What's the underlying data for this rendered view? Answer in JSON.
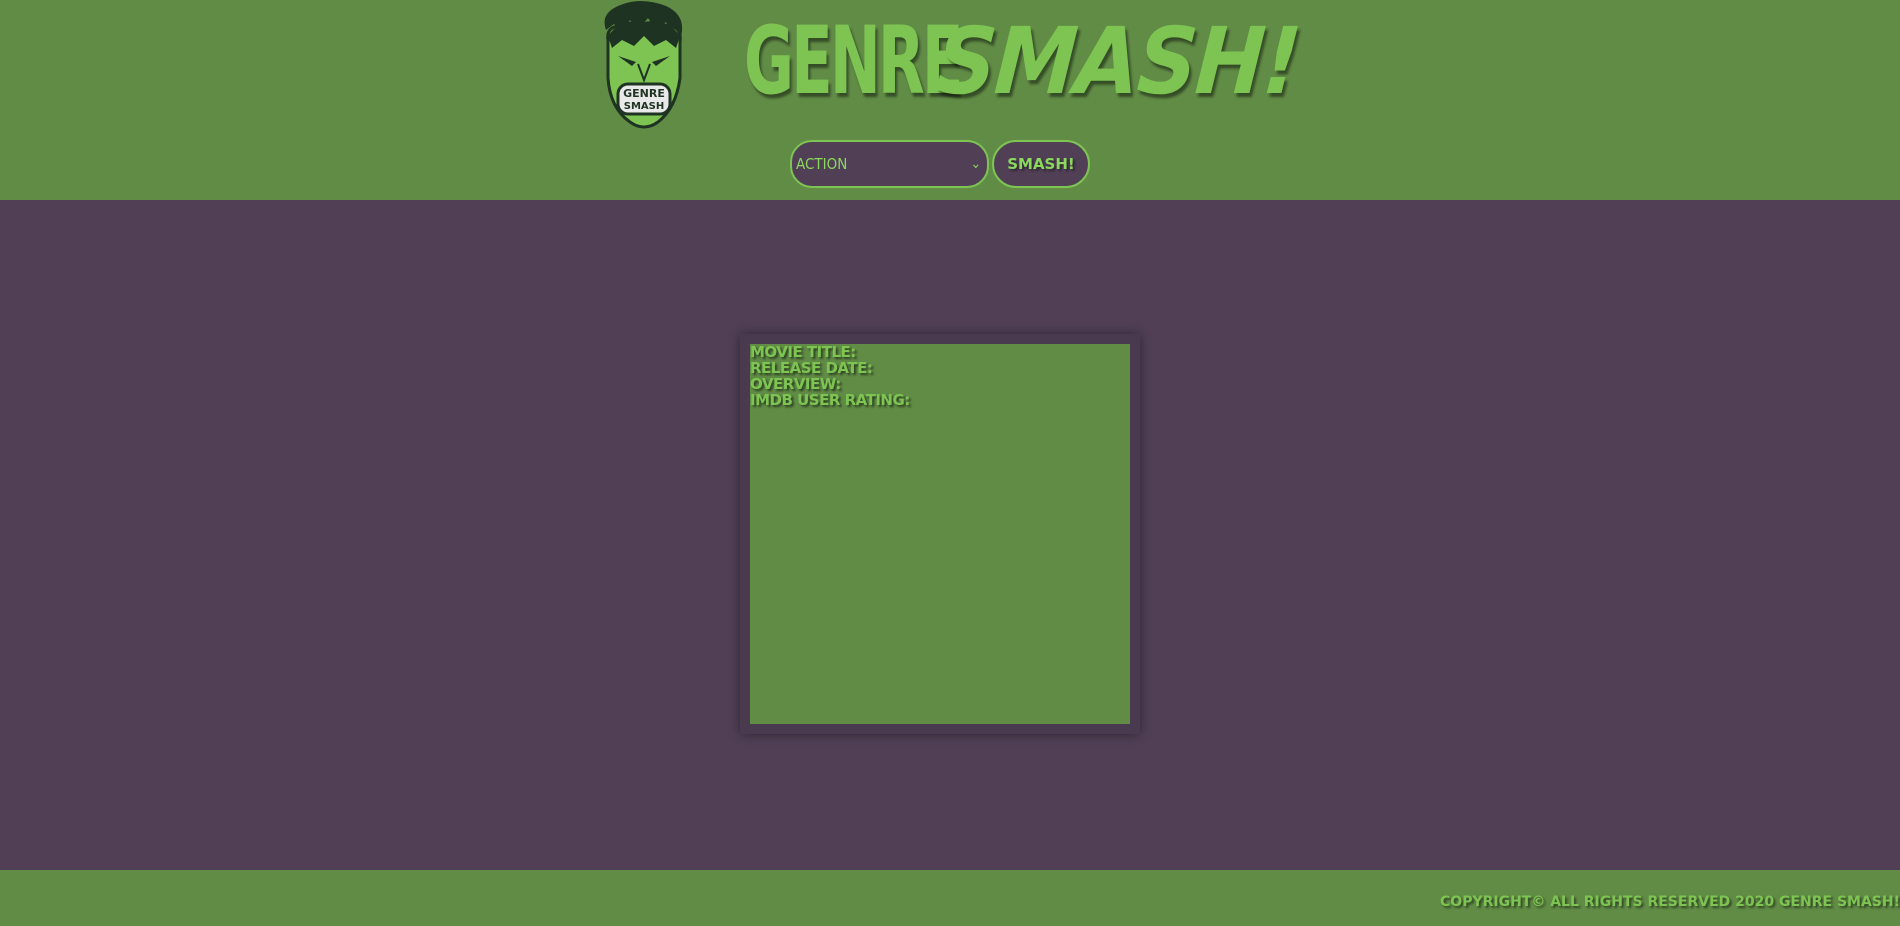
{
  "header": {
    "logo_alt": "Genre Smash",
    "title_part1": "GENRE",
    "title_part2": "SMASH!"
  },
  "controls": {
    "genre_selected": "ACTION",
    "smash_label": "SMASH!"
  },
  "movie_card": {
    "title_label": "MOVIE TITLE:",
    "release_label": "RELEASE DATE:",
    "overview_label": "OVERVIEW:",
    "rating_label": "IMDB USER RATING:"
  },
  "footer": {
    "copyright": "COPYRIGHT© ALL RIGHTS RESERVED 2020 GENRE SMASH!"
  },
  "colors": {
    "header_green": "#618c46",
    "accent_green": "#7ec453",
    "purple": "#503f55"
  }
}
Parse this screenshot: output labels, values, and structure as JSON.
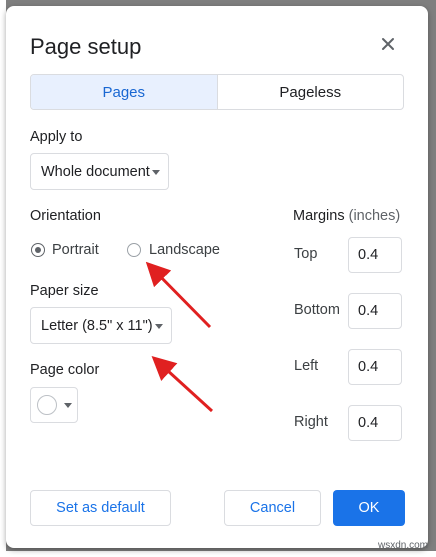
{
  "dialog": {
    "title": "Page setup",
    "tabs": [
      {
        "label": "Pages",
        "active": true
      },
      {
        "label": "Pageless",
        "active": false
      }
    ],
    "apply_to": {
      "label": "Apply to",
      "value": "Whole document"
    },
    "orientation": {
      "label": "Orientation",
      "options": [
        {
          "label": "Portrait",
          "selected": true
        },
        {
          "label": "Landscape",
          "selected": false
        }
      ]
    },
    "paper_size": {
      "label": "Paper size",
      "value": "Letter (8.5\" x 11\")"
    },
    "page_color": {
      "label": "Page color",
      "value": "#ffffff"
    },
    "margins": {
      "label": "Margins",
      "unit": "(inches)",
      "fields": [
        {
          "label": "Top",
          "value": "0.4"
        },
        {
          "label": "Bottom",
          "value": "0.4"
        },
        {
          "label": "Left",
          "value": "0.4"
        },
        {
          "label": "Right",
          "value": "0.4"
        }
      ]
    },
    "buttons": {
      "set_default": "Set as default",
      "cancel": "Cancel",
      "ok": "OK"
    }
  },
  "annotation_color": "#e02020",
  "watermark": "wsxdn.com"
}
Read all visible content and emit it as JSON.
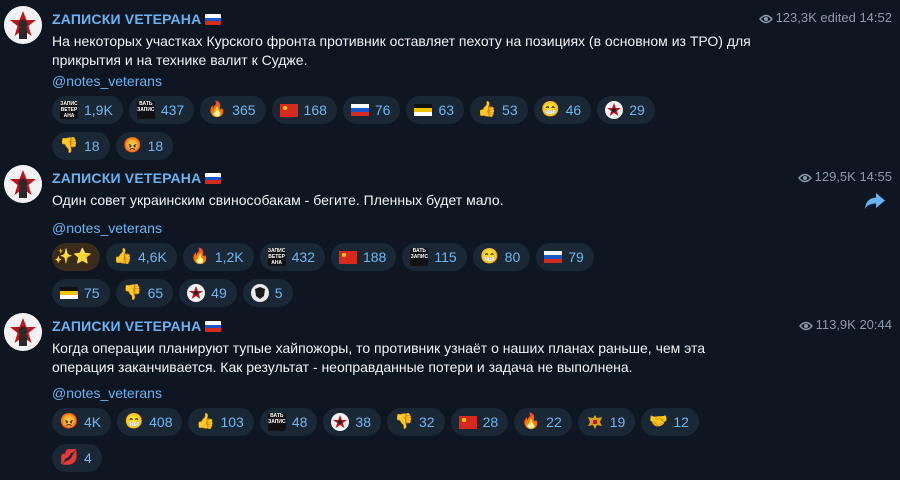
{
  "posts": [
    {
      "channel": "ZАПИСКИ VЕТЕРАНА",
      "views": "123,3K",
      "edited": "edited",
      "time": "14:52",
      "text": "На некоторых участках Курского фронта противник оставляет пехоту на позициях (в основном из ТРО) для прикрытия и на технике валит к Судже.",
      "link": "@notes_veterans",
      "reactions": [
        {
          "icon": "skull-sticker-icon",
          "count": "1,9K"
        },
        {
          "icon": "sticker-text-icon",
          "count": "437"
        },
        {
          "icon": "fire-icon",
          "count": "365"
        },
        {
          "icon": "red-flag-icon",
          "count": "168"
        },
        {
          "icon": "russia-flag-icon",
          "count": "76"
        },
        {
          "icon": "imperial-flag-icon",
          "count": "63"
        },
        {
          "icon": "thumbs-up-icon",
          "count": "53"
        },
        {
          "icon": "grin-icon",
          "count": "46"
        },
        {
          "icon": "star-soldier-icon",
          "count": "29"
        },
        {
          "icon": "thumbs-down-icon",
          "count": "18"
        },
        {
          "icon": "angry-face-icon",
          "count": "18"
        }
      ]
    },
    {
      "channel": "ZАПИСКИ VЕТЕРАНА",
      "views": "129,5K",
      "edited": "",
      "time": "14:55",
      "text": "Один совет украинским свинособакам - бегите. Пленных будет мало.",
      "link": "@notes_veterans",
      "reactions": [
        {
          "icon": "sparkle-star-icon",
          "count": ""
        },
        {
          "icon": "thumbs-up-icon",
          "count": "4,6K"
        },
        {
          "icon": "fire-icon",
          "count": "1,2K"
        },
        {
          "icon": "skull-sticker-icon",
          "count": "432"
        },
        {
          "icon": "red-flag-icon",
          "count": "188"
        },
        {
          "icon": "sticker-text-icon",
          "count": "115"
        },
        {
          "icon": "grin-icon",
          "count": "80"
        },
        {
          "icon": "russia-flag-icon",
          "count": "79"
        },
        {
          "icon": "imperial-flag-icon",
          "count": "75"
        },
        {
          "icon": "thumbs-down-icon",
          "count": "65"
        },
        {
          "icon": "star-soldier-icon",
          "count": "49"
        },
        {
          "icon": "shield-emblem-icon",
          "count": "5"
        }
      ]
    },
    {
      "channel": "ZАПИСКИ VЕТЕРАНА",
      "views": "113,9K",
      "edited": "",
      "time": "20:44",
      "text": "Когда операции планируют тупые хайпожоры, то противник узнаёт о наших планах раньше, чем эта операция заканчивается. Как результат - неоправданные потери и задача не выполнена.",
      "link": "@notes_veterans",
      "reactions": [
        {
          "icon": "angry-face-icon",
          "count": "4K"
        },
        {
          "icon": "grin-icon",
          "count": "408"
        },
        {
          "icon": "thumbs-up-icon",
          "count": "103"
        },
        {
          "icon": "sticker-text-icon",
          "count": "48"
        },
        {
          "icon": "star-soldier-icon",
          "count": "38"
        },
        {
          "icon": "thumbs-down-icon",
          "count": "32"
        },
        {
          "icon": "red-flag-icon",
          "count": "28"
        },
        {
          "icon": "fire-icon",
          "count": "22"
        },
        {
          "icon": "eagle-emblem-icon",
          "count": "19"
        },
        {
          "icon": "handshake-icon",
          "count": "12"
        },
        {
          "icon": "kiss-lips-icon",
          "count": "4"
        }
      ]
    }
  ],
  "colors": {
    "background": "#0e1621",
    "pill": "#1a2836",
    "accent": "#6ab3f3",
    "meta": "#8b9aab"
  }
}
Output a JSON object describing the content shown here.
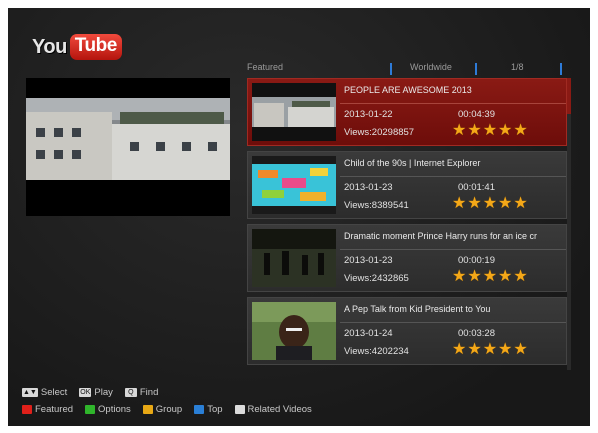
{
  "logo": {
    "you": "You",
    "tube": "Tube"
  },
  "header": {
    "category": "Featured",
    "region": "Worldwide",
    "page": "1/8"
  },
  "videos": [
    {
      "title": "PEOPLE ARE AWESOME 2013",
      "date": "2013-01-22",
      "duration": "00:04:39",
      "views": "Views:20298857",
      "rating": 5,
      "selected": true
    },
    {
      "title": "Child of the 90s | Internet Explorer",
      "date": "2013-01-23",
      "duration": "00:01:41",
      "views": "Views:8389541",
      "rating": 5,
      "selected": false
    },
    {
      "title": "Dramatic moment Prince Harry runs for an ice cr",
      "date": "2013-01-23",
      "duration": "00:00:19",
      "views": "Views:2432865",
      "rating": 5,
      "selected": false
    },
    {
      "title": "A Pep Talk from Kid President to You",
      "date": "2013-01-24",
      "duration": "00:03:28",
      "views": "Views:4202234",
      "rating": 5,
      "selected": false
    }
  ],
  "hints": {
    "row1": [
      {
        "key": "▲▼",
        "label": "Select"
      },
      {
        "key": "OK",
        "label": "Play"
      },
      {
        "key": "Q",
        "label": "Find"
      }
    ],
    "row2": [
      {
        "color": "#e0201a",
        "label": "Featured"
      },
      {
        "color": "#2fb52b",
        "label": "Options"
      },
      {
        "color": "#e8a815",
        "label": "Group"
      },
      {
        "color": "#2a7fd6",
        "label": "Top"
      },
      {
        "color": "#dcdcdc",
        "label": "Related Videos"
      }
    ]
  },
  "colors": {
    "selected_bg": "#7a1410",
    "star": "#f4a818",
    "header_tick": "#2e7bd8"
  },
  "icons": {
    "star": "star-icon"
  }
}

*Problem description*. Give every line back word for word and leave the pictures out.

*Problem solution*.
What's the underlying data for this rendered view? Answer in JSON.
{
  "header": {
    "logo_alt": "Genre Smash",
    "title_part1": "GENRE",
    "title_part2": "SMASH!"
  },
  "controls": {
    "genre_selected": "ACTION",
    "smash_label": "SMASH!"
  },
  "movie_card": {
    "title_label": "MOVIE TITLE:",
    "release_label": "RELEASE DATE:",
    "overview_label": "OVERVIEW:",
    "rating_label": "IMDB USER RATING:"
  },
  "footer": {
    "copyright": "COPYRIGHT© ALL RIGHTS RESERVED 2020 GENRE SMASH!"
  },
  "colors": {
    "header_green": "#618c46",
    "accent_green": "#7ec453",
    "purple": "#503f55"
  }
}
Parse this screenshot: output labels, values, and structure as JSON.
{
  "dialog": {
    "title": "Page setup",
    "tabs": [
      {
        "label": "Pages",
        "active": true
      },
      {
        "label": "Pageless",
        "active": false
      }
    ],
    "apply_to": {
      "label": "Apply to",
      "value": "Whole document"
    },
    "orientation": {
      "label": "Orientation",
      "options": [
        {
          "label": "Portrait",
          "selected": true
        },
        {
          "label": "Landscape",
          "selected": false
        }
      ]
    },
    "paper_size": {
      "label": "Paper size",
      "value": "Letter (8.5\" x 11\")"
    },
    "page_color": {
      "label": "Page color",
      "value": "#ffffff"
    },
    "margins": {
      "label": "Margins",
      "unit": "(inches)",
      "fields": [
        {
          "label": "Top",
          "value": "0.4"
        },
        {
          "label": "Bottom",
          "value": "0.4"
        },
        {
          "label": "Left",
          "value": "0.4"
        },
        {
          "label": "Right",
          "value": "0.4"
        }
      ]
    },
    "buttons": {
      "set_default": "Set as default",
      "cancel": "Cancel",
      "ok": "OK"
    }
  },
  "annotation_color": "#e02020",
  "watermark": "wsxdn.com"
}
Read all visible content and emit it as JSON.
{
  "posts": [
    {
      "channel": "ZАПИСКИ VЕТЕРАНА",
      "views": "123,3K",
      "edited": "edited",
      "time": "14:52",
      "text": "На некоторых участках Курского фронта противник оставляет пехоту на позициях (в основном из ТРО) для прикрытия и на технике валит к Судже.",
      "link": "@notes_veterans",
      "reactions": [
        {
          "icon": "skull-sticker-icon",
          "count": "1,9K"
        },
        {
          "icon": "sticker-text-icon",
          "count": "437"
        },
        {
          "icon": "fire-icon",
          "count": "365"
        },
        {
          "icon": "red-flag-icon",
          "count": "168"
        },
        {
          "icon": "russia-flag-icon",
          "count": "76"
        },
        {
          "icon": "imperial-flag-icon",
          "count": "63"
        },
        {
          "icon": "thumbs-up-icon",
          "count": "53"
        },
        {
          "icon": "grin-icon",
          "count": "46"
        },
        {
          "icon": "star-soldier-icon",
          "count": "29"
        },
        {
          "icon": "thumbs-down-icon",
          "count": "18"
        },
        {
          "icon": "angry-face-icon",
          "count": "18"
        }
      ]
    },
    {
      "channel": "ZАПИСКИ VЕТЕРАНА",
      "views": "129,5K",
      "edited": "",
      "time": "14:55",
      "text": "Один совет украинским свинособакам - бегите. Пленных будет мало.",
      "link": "@notes_veterans",
      "reactions": [
        {
          "icon": "sparkle-star-icon",
          "count": ""
        },
        {
          "icon": "thumbs-up-icon",
          "count": "4,6K"
        },
        {
          "icon": "fire-icon",
          "count": "1,2K"
        },
        {
          "icon": "skull-sticker-icon",
          "count": "432"
        },
        {
          "icon": "red-flag-icon",
          "count": "188"
        },
        {
          "icon": "sticker-text-icon",
          "count": "115"
        },
        {
          "icon": "grin-icon",
          "count": "80"
        },
        {
          "icon": "russia-flag-icon",
          "count": "79"
        },
        {
          "icon": "imperial-flag-icon",
          "count": "75"
        },
        {
          "icon": "thumbs-down-icon",
          "count": "65"
        },
        {
          "icon": "star-soldier-icon",
          "count": "49"
        },
        {
          "icon": "shield-emblem-icon",
          "count": "5"
        }
      ]
    },
    {
      "channel": "ZАПИСКИ VЕТЕРАНА",
      "views": "113,9K",
      "edited": "",
      "time": "20:44",
      "text": "Когда операции планируют тупые хайпожоры, то противник узнаёт о наших планах раньше, чем эта операция заканчивается. Как результат - неоправданные потери и задача не выполнена.",
      "link": "@notes_veterans",
      "reactions": [
        {
          "icon": "angry-face-icon",
          "count": "4K"
        },
        {
          "icon": "grin-icon",
          "count": "408"
        },
        {
          "icon": "thumbs-up-icon",
          "count": "103"
        },
        {
          "icon": "sticker-text-icon",
          "count": "48"
        },
        {
          "icon": "star-soldier-icon",
          "count": "38"
        },
        {
          "icon": "thumbs-down-icon",
          "count": "32"
        },
        {
          "icon": "red-flag-icon",
          "count": "28"
        },
        {
          "icon": "fire-icon",
          "count": "22"
        },
        {
          "icon": "eagle-emblem-icon",
          "count": "19"
        },
        {
          "icon": "handshake-icon",
          "count": "12"
        },
        {
          "icon": "kiss-lips-icon",
          "count": "4"
        }
      ]
    }
  ],
  "colors": {
    "background": "#0e1621",
    "pill": "#1a2836",
    "accent": "#6ab3f3",
    "meta": "#8b9aab"
  }
}
Output a JSON object describing the content shown here.
{
  "logo": {
    "you": "You",
    "tube": "Tube"
  },
  "header": {
    "category": "Featured",
    "region": "Worldwide",
    "page": "1/8"
  },
  "videos": [
    {
      "title": "PEOPLE ARE AWESOME 2013",
      "date": "2013-01-22",
      "duration": "00:04:39",
      "views": "Views:20298857",
      "rating": 5,
      "selected": true
    },
    {
      "title": "Child of the 90s | Internet Explorer",
      "date": "2013-01-23",
      "duration": "00:01:41",
      "views": "Views:8389541",
      "rating": 5,
      "selected": false
    },
    {
      "title": "Dramatic moment Prince Harry runs for an ice cr",
      "date": "2013-01-23",
      "duration": "00:00:19",
      "views": "Views:2432865",
      "rating": 5,
      "selected": false
    },
    {
      "title": "A Pep Talk from Kid President to You",
      "date": "2013-01-24",
      "duration": "00:03:28",
      "views": "Views:4202234",
      "rating": 5,
      "selected": false
    }
  ],
  "hints": {
    "row1": [
      {
        "key": "▲▼",
        "label": "Select"
      },
      {
        "key": "OK",
        "label": "Play"
      },
      {
        "key": "Q",
        "label": "Find"
      }
    ],
    "row2": [
      {
        "color": "#e0201a",
        "label": "Featured"
      },
      {
        "color": "#2fb52b",
        "label": "Options"
      },
      {
        "color": "#e8a815",
        "label": "Group"
      },
      {
        "color": "#2a7fd6",
        "label": "Top"
      },
      {
        "color": "#dcdcdc",
        "label": "Related Videos"
      }
    ]
  },
  "colors": {
    "selected_bg": "#7a1410",
    "star": "#f4a818",
    "header_tick": "#2e7bd8"
  },
  "icons": {
    "star": "star-icon"
  }
}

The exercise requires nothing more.